- **Requirements**:
Gather each line containing the string "this" from these entries.

·····

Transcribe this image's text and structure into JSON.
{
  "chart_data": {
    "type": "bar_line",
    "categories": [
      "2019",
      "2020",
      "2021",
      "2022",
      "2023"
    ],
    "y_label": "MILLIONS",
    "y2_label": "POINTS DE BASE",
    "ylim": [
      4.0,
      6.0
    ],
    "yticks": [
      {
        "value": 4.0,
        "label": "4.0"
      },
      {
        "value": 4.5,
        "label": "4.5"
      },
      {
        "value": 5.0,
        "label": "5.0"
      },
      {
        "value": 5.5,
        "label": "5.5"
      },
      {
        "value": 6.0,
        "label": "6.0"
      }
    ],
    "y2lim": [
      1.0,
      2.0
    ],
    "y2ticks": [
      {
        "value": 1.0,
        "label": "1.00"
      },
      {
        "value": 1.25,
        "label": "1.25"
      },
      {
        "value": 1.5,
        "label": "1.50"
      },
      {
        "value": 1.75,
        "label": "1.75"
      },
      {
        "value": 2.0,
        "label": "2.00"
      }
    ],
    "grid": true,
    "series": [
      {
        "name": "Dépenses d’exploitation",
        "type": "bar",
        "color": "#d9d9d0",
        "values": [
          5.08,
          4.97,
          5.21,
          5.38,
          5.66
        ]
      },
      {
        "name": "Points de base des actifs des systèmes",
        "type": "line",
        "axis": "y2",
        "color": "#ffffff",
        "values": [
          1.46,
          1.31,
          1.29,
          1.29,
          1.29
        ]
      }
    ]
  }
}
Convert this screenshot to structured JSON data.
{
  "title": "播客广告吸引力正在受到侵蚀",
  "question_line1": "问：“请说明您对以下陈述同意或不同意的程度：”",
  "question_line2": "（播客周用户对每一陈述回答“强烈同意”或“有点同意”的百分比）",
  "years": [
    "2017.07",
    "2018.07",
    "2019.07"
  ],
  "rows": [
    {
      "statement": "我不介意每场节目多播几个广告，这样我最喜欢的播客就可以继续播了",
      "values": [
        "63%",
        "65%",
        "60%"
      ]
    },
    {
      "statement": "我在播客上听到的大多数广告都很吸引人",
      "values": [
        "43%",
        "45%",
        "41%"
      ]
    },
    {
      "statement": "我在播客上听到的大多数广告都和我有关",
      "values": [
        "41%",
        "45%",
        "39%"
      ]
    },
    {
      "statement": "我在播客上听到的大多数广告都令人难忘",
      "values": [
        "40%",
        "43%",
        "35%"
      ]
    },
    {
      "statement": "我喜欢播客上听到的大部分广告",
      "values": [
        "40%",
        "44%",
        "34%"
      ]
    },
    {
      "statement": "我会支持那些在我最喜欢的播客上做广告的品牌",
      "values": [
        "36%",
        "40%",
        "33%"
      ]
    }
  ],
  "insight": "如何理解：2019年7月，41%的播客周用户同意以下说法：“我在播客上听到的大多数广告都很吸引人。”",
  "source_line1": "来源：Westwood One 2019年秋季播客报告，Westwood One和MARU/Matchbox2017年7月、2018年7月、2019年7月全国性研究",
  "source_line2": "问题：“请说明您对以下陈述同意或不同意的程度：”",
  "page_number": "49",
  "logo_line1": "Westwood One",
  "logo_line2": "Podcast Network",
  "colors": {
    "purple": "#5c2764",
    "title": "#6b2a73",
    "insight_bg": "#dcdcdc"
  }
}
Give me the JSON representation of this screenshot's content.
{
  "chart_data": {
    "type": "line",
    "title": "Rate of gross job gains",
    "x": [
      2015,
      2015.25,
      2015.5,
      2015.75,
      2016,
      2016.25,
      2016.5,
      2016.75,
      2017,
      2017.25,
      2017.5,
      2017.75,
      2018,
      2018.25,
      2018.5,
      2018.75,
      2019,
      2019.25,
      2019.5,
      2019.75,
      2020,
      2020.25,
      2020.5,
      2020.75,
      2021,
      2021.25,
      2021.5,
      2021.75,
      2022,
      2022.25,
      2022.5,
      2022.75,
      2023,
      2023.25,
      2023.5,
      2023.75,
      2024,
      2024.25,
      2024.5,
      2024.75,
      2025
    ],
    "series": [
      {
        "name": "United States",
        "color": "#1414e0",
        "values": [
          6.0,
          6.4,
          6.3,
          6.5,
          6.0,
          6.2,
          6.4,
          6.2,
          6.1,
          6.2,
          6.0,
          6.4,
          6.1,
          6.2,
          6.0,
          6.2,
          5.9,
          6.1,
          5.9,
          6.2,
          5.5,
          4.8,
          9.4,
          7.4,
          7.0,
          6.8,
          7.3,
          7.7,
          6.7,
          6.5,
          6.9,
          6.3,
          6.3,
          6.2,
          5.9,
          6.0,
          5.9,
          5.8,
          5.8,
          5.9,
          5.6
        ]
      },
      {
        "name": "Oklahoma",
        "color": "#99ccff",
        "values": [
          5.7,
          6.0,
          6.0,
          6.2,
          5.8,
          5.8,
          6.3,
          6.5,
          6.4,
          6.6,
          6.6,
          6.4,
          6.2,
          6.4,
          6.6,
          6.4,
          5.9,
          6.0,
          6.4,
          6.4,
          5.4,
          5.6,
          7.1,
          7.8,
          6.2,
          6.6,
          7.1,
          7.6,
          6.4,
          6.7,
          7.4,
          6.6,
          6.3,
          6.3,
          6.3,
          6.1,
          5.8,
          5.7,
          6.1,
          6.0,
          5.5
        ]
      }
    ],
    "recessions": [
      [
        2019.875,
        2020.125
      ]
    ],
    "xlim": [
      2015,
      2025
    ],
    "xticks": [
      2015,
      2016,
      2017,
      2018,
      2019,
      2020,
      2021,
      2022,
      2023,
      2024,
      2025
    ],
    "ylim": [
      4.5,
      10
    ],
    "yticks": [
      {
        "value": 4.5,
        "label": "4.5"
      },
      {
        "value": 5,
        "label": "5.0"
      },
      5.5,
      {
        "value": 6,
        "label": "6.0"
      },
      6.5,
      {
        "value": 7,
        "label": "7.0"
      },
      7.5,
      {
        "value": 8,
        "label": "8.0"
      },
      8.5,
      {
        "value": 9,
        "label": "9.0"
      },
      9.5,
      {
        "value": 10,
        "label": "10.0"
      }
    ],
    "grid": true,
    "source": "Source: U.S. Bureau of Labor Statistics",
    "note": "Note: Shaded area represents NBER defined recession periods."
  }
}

·····

- **The solution**:
Transcribe this image's text and structure into JSON.
Convert this screenshot to structured JSON data.
Give me the JSON representation of this screenshot's content.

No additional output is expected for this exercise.